Written task:
Quote the items word for word, starting at the beginning and ending with the line that contains "- all-groups-list: Cheburatorea".

[start]

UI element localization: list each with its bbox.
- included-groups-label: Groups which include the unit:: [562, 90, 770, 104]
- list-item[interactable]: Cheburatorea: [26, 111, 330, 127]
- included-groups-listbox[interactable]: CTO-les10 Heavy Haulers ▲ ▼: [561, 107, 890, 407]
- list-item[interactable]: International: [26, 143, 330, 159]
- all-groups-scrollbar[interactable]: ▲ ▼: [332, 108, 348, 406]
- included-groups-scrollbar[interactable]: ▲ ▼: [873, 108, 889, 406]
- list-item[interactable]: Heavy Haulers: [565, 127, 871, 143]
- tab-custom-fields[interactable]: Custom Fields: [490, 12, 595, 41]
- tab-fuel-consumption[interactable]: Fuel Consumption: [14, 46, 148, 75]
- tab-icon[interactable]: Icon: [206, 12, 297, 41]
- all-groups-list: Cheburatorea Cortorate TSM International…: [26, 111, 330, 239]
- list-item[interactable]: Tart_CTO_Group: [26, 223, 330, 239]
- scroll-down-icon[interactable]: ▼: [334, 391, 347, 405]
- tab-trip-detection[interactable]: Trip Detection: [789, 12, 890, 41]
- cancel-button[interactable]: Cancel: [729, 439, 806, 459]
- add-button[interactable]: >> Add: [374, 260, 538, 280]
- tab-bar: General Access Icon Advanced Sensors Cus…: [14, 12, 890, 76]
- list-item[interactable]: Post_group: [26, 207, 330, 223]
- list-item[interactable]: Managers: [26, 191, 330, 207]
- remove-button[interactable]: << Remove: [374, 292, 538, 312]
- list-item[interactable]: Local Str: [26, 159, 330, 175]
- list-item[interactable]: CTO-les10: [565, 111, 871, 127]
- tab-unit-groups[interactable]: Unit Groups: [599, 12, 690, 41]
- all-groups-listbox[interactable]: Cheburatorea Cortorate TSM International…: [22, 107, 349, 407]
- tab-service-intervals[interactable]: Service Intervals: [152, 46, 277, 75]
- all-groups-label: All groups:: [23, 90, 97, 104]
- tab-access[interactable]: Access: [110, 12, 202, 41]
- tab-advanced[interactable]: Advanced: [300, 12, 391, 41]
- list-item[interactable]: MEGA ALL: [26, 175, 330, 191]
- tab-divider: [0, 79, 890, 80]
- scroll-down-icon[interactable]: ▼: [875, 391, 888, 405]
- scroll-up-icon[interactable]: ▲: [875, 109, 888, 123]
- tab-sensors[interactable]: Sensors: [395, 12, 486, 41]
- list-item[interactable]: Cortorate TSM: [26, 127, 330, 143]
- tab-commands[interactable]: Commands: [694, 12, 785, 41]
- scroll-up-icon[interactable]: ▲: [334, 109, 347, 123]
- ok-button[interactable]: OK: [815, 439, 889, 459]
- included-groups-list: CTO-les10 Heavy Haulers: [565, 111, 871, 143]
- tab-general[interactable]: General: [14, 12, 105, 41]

[end]

Result for this exercise:
UI element localization: list each with its bbox.
- included-groups-label: Groups which include the unit:: [562, 90, 770, 104]
- list-item[interactable]: Cheburatorea: [26, 111, 330, 127]
- included-groups-listbox[interactable]: CTO-les10 Heavy Haulers ▲ ▼: [561, 107, 890, 407]
- list-item[interactable]: International: [26, 143, 330, 159]
- all-groups-scrollbar[interactable]: ▲ ▼: [332, 108, 348, 406]
- included-groups-scrollbar[interactable]: ▲ ▼: [873, 108, 889, 406]
- list-item[interactable]: Heavy Haulers: [565, 127, 871, 143]
- tab-custom-fields[interactable]: Custom Fields: [490, 12, 595, 41]
- tab-fuel-consumption[interactable]: Fuel Consumption: [14, 46, 148, 75]
- tab-icon[interactable]: Icon: [206, 12, 297, 41]
- all-groups-list: Cheburatorea Cortorate TSM International…: [26, 111, 330, 239]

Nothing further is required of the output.